◆ Text section

>> Begin

The other idea in this area is to help us develop a rich API to allow others to access our data.  This is a high priority for us, but we need help.  If you worked with us in this area, you would have quite a bit of latitude to help us define the queries, language, etc.


==Suggest Your Own Project==


Applicants are encouraged to suggest other projects whether some combination of the ideas above or something else entirely.
==Build a tool to do some cool visualizations==
'''Problem Statement''' Since 2008, we have collected more than a half billion news articles that we have post-processed and indexed. We know quite a lot about them -- which news articles were the most linked to from other similar articles, the most and least popular / influential articles (based on shares on Facebook, tweet count, or clicks on an article's Bit.ly shortened link), specific language and terms used to describe the subject matter in each of the articles, etc., and there's a lot of potential to learn much more. Can you use your design and coding skills to help us out in visualising some of this data, e.g. create a cool network map visualization tool?


===Development Tasks===
*Build any visualization tool based on our extensive data and tool set:
**Figure out what you'd like to visualise and how are you going to do it
**Use Gephi, a tool of your choice, or create your very own tool to implement your visualisation


Mentor: [mailto:dlarochelle@cyber.law.harvard.edu dlarochelle@cyber.law.harvard.edu]
==Create PostgreSQL-based job queue==
''Problem Description''. In more than eight (or is it nine by now?) years since we've been running Media Cloud, we have tried multiple job queue tools (e.g. Gearman) that we could use for dividing and conquering our workload. Unfortunately, all the tools (including the current one -- go look into the codebase to figure out which one it is now) have left us deeply unhappy because of one reason or another. If there's one tool which hasn’t let us down, it’s PostgreSQL. So, we'd like to also try running our job queue on Postgres. Can you implement it for us?


General Questions: [mailto:berkmancenterharvard@gmail.com berkmancenterharvard@gmail.com]
===Development Tasks===
*Write a spec, complete with code samples, on how to implement the following job queue:
**Preferably programming language-agnostic, i.e. should run as a bunch of PL/pgSQL functions.
***Maybe that's a bad idea, I don't know, you tell us.
*Features:
**Add jobs with names and JSON arguments
**Cancel jobs by their ID
**Track job's progress (and log?) by their ID
**Get job ID using its JSON parameters
**Merge jobs with identical JSON arguments into a single job
**See job stats per task, i.e. how many jobs are queued for every task
**Retry failed jobs
**Report job failure, complete with error messages
**Proper locking (for inspiration, see https://github.com/chanks/que)
**Doesn't catch fire with tens of millions of queued jobs
*(Bonus points) Actually implement the queue! If you don't get to doing this over the summer, it's fine, we would be happy with a proven spec.
 
 
 
==Implement a method to detect subtopics of a topic==
*Problem Statement.* As described elsewhere, a "topic" is subject discussed by the media that we are researching. Almost every big topic contains subtopics, e.g. the matters of immigration, racism, email server security and a plethora of other subjects were discussed during the last US election. We would like to investigate ways of how we could automatically detect those subtopics, possibly using the [Louvain method](https://en.wikipedia.org/wiki/Louvain_Modularity).

>> End

◆ Problem A
Reproduce the passage of the project ideas text that begins at the words "The other idea" and ends after the words "queries, language, etc.".

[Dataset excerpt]
>> Begin

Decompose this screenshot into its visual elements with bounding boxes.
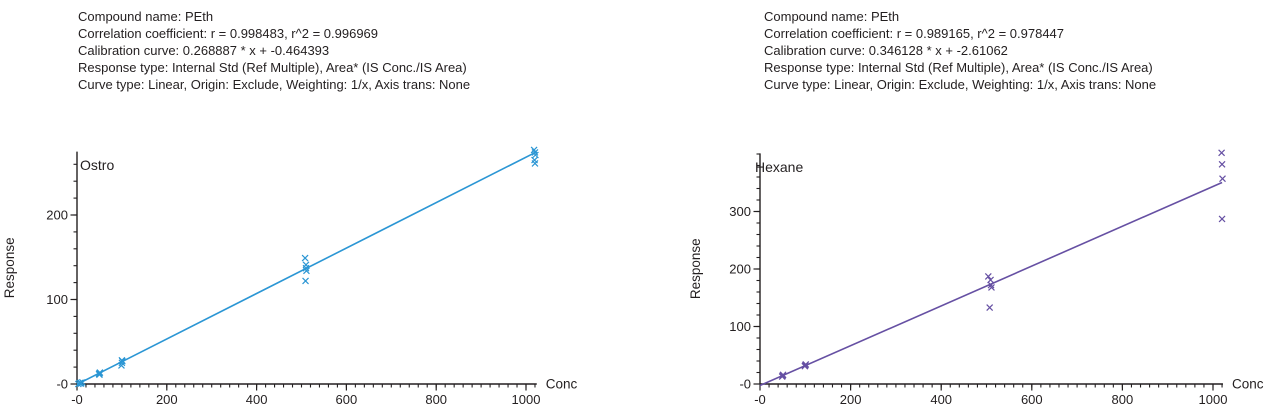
calibration-curve-line: Calibration curve: 0.346128 * x + -2.610… xyxy=(764,43,1008,58)
fit-line xyxy=(759,181,1223,387)
data-point-marker xyxy=(1218,149,1226,157)
data-point-marker xyxy=(1218,160,1226,168)
x-axis-title: Conc xyxy=(546,377,578,392)
data-point-marker xyxy=(302,277,309,285)
data-point-marker xyxy=(96,371,103,379)
curve-type-line: Curve type: Linear, Origin: Exclude, Wei… xyxy=(78,77,471,92)
y-tick-label: 100 xyxy=(729,319,751,334)
x-tick-label: 600 xyxy=(1021,392,1043,407)
y-tick-label: 200 xyxy=(46,208,68,223)
data-point-marker xyxy=(986,304,994,311)
data-point-marker xyxy=(302,264,310,272)
data-point-marker xyxy=(118,356,126,364)
x-tick-label: 600 xyxy=(336,392,358,407)
data-point-marker xyxy=(1218,215,1226,223)
correlation-coefficient-line: Correlation coefficient: r = 0.998483, r… xyxy=(78,26,379,41)
data-point-marker xyxy=(984,273,992,280)
correlation-coefficient-line: Correlation coefficient: r = 0.989165, r… xyxy=(764,26,1065,41)
data-point-marker xyxy=(301,254,309,262)
calibration-curve-line: Calibration curve: 0.268887 * x + -0.464… xyxy=(78,43,330,58)
y-tick-label: -0 xyxy=(56,377,68,392)
data-point-marker xyxy=(801,361,809,369)
x-tick-label: 1000 xyxy=(512,392,541,407)
data-point-marker xyxy=(303,267,310,275)
curve-info-header-ostro: Compound name: PEth Correlation coeffici… xyxy=(78,8,470,93)
data-point-marker xyxy=(779,372,787,380)
compound-name-line: Compound name: PEth xyxy=(78,9,214,24)
response-type-line: Response type: Internal Std (Ref Multipl… xyxy=(78,60,467,75)
x-tick-label: -0 xyxy=(71,392,83,407)
curve-type-line: Curve type: Linear, Origin: Exclude, Wei… xyxy=(764,77,1157,92)
y-tick-label: 200 xyxy=(729,262,751,277)
plot-title: Ostro xyxy=(80,157,114,173)
x-tick-label: 200 xyxy=(156,392,178,407)
y-tick-label: 100 xyxy=(46,292,68,307)
data-point-marker xyxy=(531,149,539,156)
data-point-marker xyxy=(531,160,539,167)
x-tick-label: 400 xyxy=(930,392,952,407)
data-point-marker xyxy=(77,379,85,387)
plot-title: Hexane xyxy=(755,159,803,175)
data-point-marker xyxy=(987,281,995,289)
curve-info-header-hexane: Compound name: PEth Correlation coeffici… xyxy=(764,8,1156,93)
y-tick-label: 300 xyxy=(729,204,751,219)
calibration-plot-hexane: -0 200 400 600 800 1000 -0 100 200 300 Conc Respons… xyxy=(688,149,1264,407)
data-point-marker xyxy=(118,359,126,367)
compound-name-line: Compound name: PEth xyxy=(764,9,900,24)
x-tick-label: 800 xyxy=(425,392,447,407)
data-point-marker xyxy=(78,378,86,386)
x-tick-label: 200 xyxy=(840,392,862,407)
x-tick-label: 800 xyxy=(1112,392,1134,407)
x-tick-label: 400 xyxy=(246,392,268,407)
data-point-marker xyxy=(1219,175,1226,183)
x-tick-label: -0 xyxy=(754,392,766,407)
y-tick-label: -0 xyxy=(739,377,751,392)
calibration-plot-ostro: -0 200 400 600 800 1000 -0 100 200 Conc Response Os… xyxy=(2,146,578,407)
y-axis-title: Response xyxy=(688,238,703,299)
x-axis-title: Conc xyxy=(1232,377,1264,392)
data-point-marker xyxy=(96,369,104,377)
y-axis-title: Response xyxy=(2,237,17,298)
response-type-line: Response type: Internal Std (Ref Multipl… xyxy=(764,60,1153,75)
x-tick-label: 1000 xyxy=(1199,392,1228,407)
data-point-marker xyxy=(988,283,995,291)
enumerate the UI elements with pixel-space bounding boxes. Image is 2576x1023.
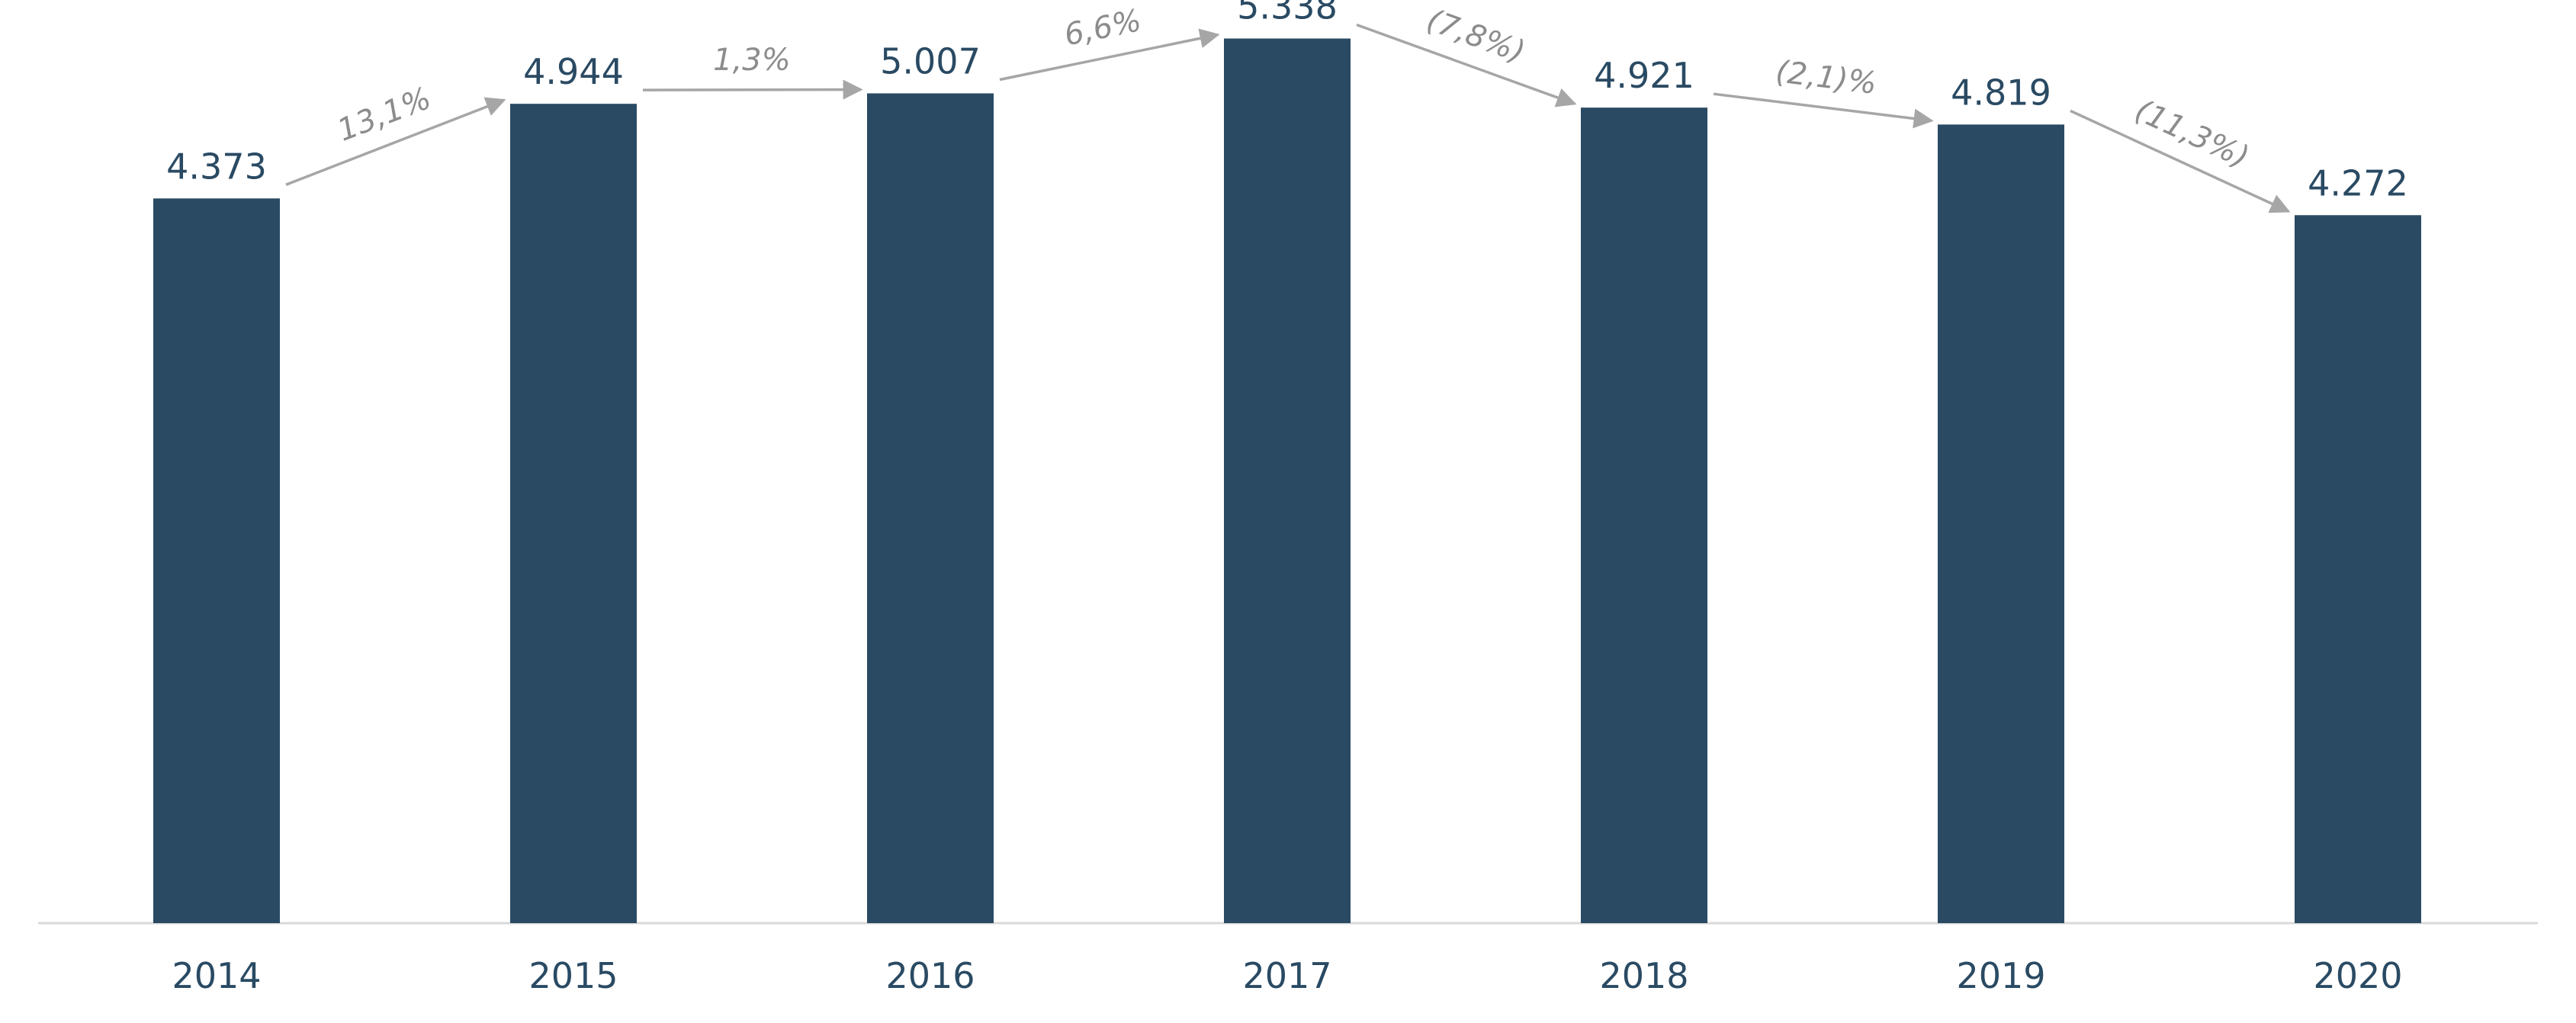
value-label-2015: 4.944 <box>523 51 624 92</box>
bars-group <box>153 38 2421 924</box>
change-label-2014-2015: 13,1% <box>332 81 435 149</box>
x-tick-label-2016: 2016 <box>885 955 975 996</box>
change-arrow-2018-2019 <box>1713 92 1934 129</box>
value-label-2018: 4.921 <box>1594 55 1694 96</box>
x-tick-label-2015: 2015 <box>528 955 618 996</box>
change-arrow-2019-2020 <box>2070 109 2291 213</box>
change-label-2015-2016: 1,3% <box>713 43 791 78</box>
x-tick-label-2017: 2017 <box>1242 955 1331 996</box>
change-arrow-2016-2017 <box>999 28 1220 82</box>
bar-2014 <box>153 198 280 923</box>
labels-group: 4.373 2014 4.944 2015 5.007 2016 5.338 2017 4.92… <box>166 0 2408 996</box>
change-arrow-2015-2016 <box>642 79 863 100</box>
value-label-2016: 5.007 <box>880 40 981 82</box>
value-label-2020: 4.272 <box>2308 162 2408 204</box>
bar-2017 <box>1224 38 1351 923</box>
value-label-2019: 4.819 <box>1951 72 2051 113</box>
x-tick-label-2018: 2018 <box>1599 955 1688 996</box>
bar-2019 <box>1938 124 2064 924</box>
bar-2015 <box>510 104 637 923</box>
x-tick-label-2020: 2020 <box>2313 955 2402 996</box>
x-tick-label-2014: 2014 <box>172 955 261 996</box>
change-label-2018-2019: (2,1)% <box>1774 54 1878 101</box>
change-label-2016-2017: 6,6% <box>1062 3 1145 53</box>
value-label-2014: 4.373 <box>166 146 267 187</box>
bar-2016 <box>867 93 994 924</box>
change-label-2017-2018: (7,8%) <box>1422 2 1530 70</box>
value-label-2017: 5.338 <box>1237 0 1338 27</box>
bar-2018 <box>1581 107 1707 924</box>
x-tick-label-2019: 2019 <box>1956 955 2045 996</box>
change-arrow-2017-2018 <box>1356 23 1577 107</box>
change-arrow-2014-2015 <box>285 97 506 186</box>
bar-2020 <box>2295 215 2421 923</box>
change-label-2019-2020: (11,3%) <box>2130 93 2254 175</box>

>> End

◆ Problem B
Write out the lines of the listing from the line that contains "calibration-curve-line: Calibration curve: 0.346128" through the line that contains "x-tick-label: 600 xyxy=(336,392,358,407)", including both of those lines.

◆ Response A
The other idea in this area is to help us develop a rich API to allow others to access our data.  This is a high priority for us, but we need help.  If you worked with us in this area, you would have quite a bit of latitude to help us define the queries, language, etc.

◆ Response B
calibration-curve-line: Calibration curve: 0.346128 * x + -2.610… xyxy=(764,43,1008,58)
fit-line xyxy=(759,181,1223,387)
data-point-marker xyxy=(1218,149,1226,157)
data-point-marker xyxy=(1218,160,1226,168)
x-axis-title: Conc xyxy=(546,377,578,392)
data-point-marker xyxy=(302,277,309,285)
data-point-marker xyxy=(96,371,103,379)
curve-type-line: Curve type: Linear, Origin: Exclude, Wei… xyxy=(78,77,471,92)
y-tick-label: 100 xyxy=(729,319,751,334)
x-tick-label: 600 xyxy=(1021,392,1043,407)
y-tick-label: 200 xyxy=(46,208,68,223)
data-point-marker xyxy=(986,304,994,311)
data-point-marker xyxy=(302,264,310,272)
data-point-marker xyxy=(118,356,126,364)
x-tick-label: 600 xyxy=(336,392,358,407)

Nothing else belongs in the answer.